WORK INSTRUCTIONS: Your task is to copy the listing exactly, with the pictures left out.

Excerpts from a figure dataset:
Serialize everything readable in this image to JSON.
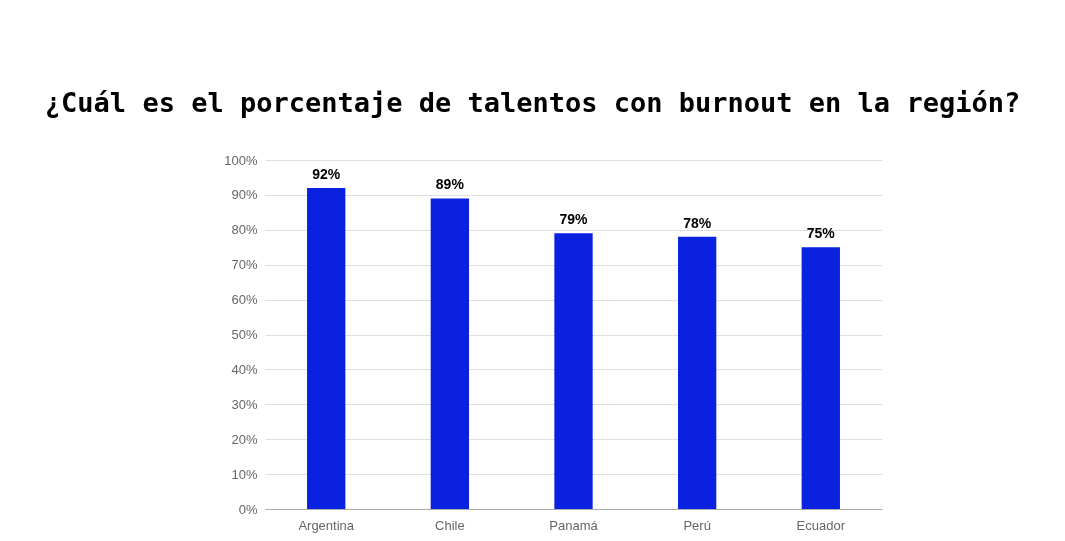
{
  "chart_data": {
    "type": "bar",
    "title": "¿Cuál es el porcentaje de talentos con burnout en la región?",
    "categories": [
      "Argentina",
      "Chile",
      "Panamá",
      "Perú",
      "Ecuador"
    ],
    "values": [
      92,
      89,
      79,
      78,
      75
    ],
    "value_labels": [
      "92%",
      "89%",
      "79%",
      "78%",
      "75%"
    ],
    "color": "#0a22e0",
    "ylim": [
      0,
      100
    ],
    "yticks": [
      {
        "value": 0,
        "label": "0%"
      },
      {
        "value": 10,
        "label": "10%"
      },
      {
        "value": 20,
        "label": "20%"
      },
      {
        "value": 30,
        "label": "30%"
      },
      {
        "value": 40,
        "label": "40%"
      },
      {
        "value": 50,
        "label": "50%"
      },
      {
        "value": 60,
        "label": "60%"
      },
      {
        "value": 70,
        "label": "70%"
      },
      {
        "value": 80,
        "label": "80%"
      },
      {
        "value": 90,
        "label": "90%"
      },
      {
        "value": 100,
        "label": "100%"
      }
    ],
    "grid": "y"
  }
}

EXERCISE RESULT:
Serialize everything readable in this image to JSON.
{
  "chart_data": {
    "type": "bar",
    "title": "¿Cuál es el porcentaje de talentos con burnout en la región?",
    "categories": [
      "Argentina",
      "Chile",
      "Panamá",
      "Perú",
      "Ecuador"
    ],
    "values": [
      92,
      89,
      79,
      78,
      75
    ],
    "value_labels": [
      "92%",
      "89%",
      "79%",
      "78%",
      "75%"
    ],
    "color": "#0a22e0",
    "ylim": [
      0,
      100
    ],
    "yticks": [
      {
        "value": 0,
        "label": "0%"
      },
      {
        "value": 10,
        "label": "10%"
      },
      {
        "value": 20,
        "label": "20%"
      },
      {
        "value": 30,
        "label": "30%"
      },
      {
        "value": 40,
        "label": "40%"
      },
      {
        "value": 50,
        "label": "50%"
      },
      {
        "value": 60,
        "label": "60%"
      },
      {
        "value": 70,
        "label": "70%"
      },
      {
        "value": 80,
        "label": "80%"
      },
      {
        "value": 90,
        "label": "90%"
      },
      {
        "value": 100,
        "label": "100%"
      }
    ],
    "grid": "y"
  }
}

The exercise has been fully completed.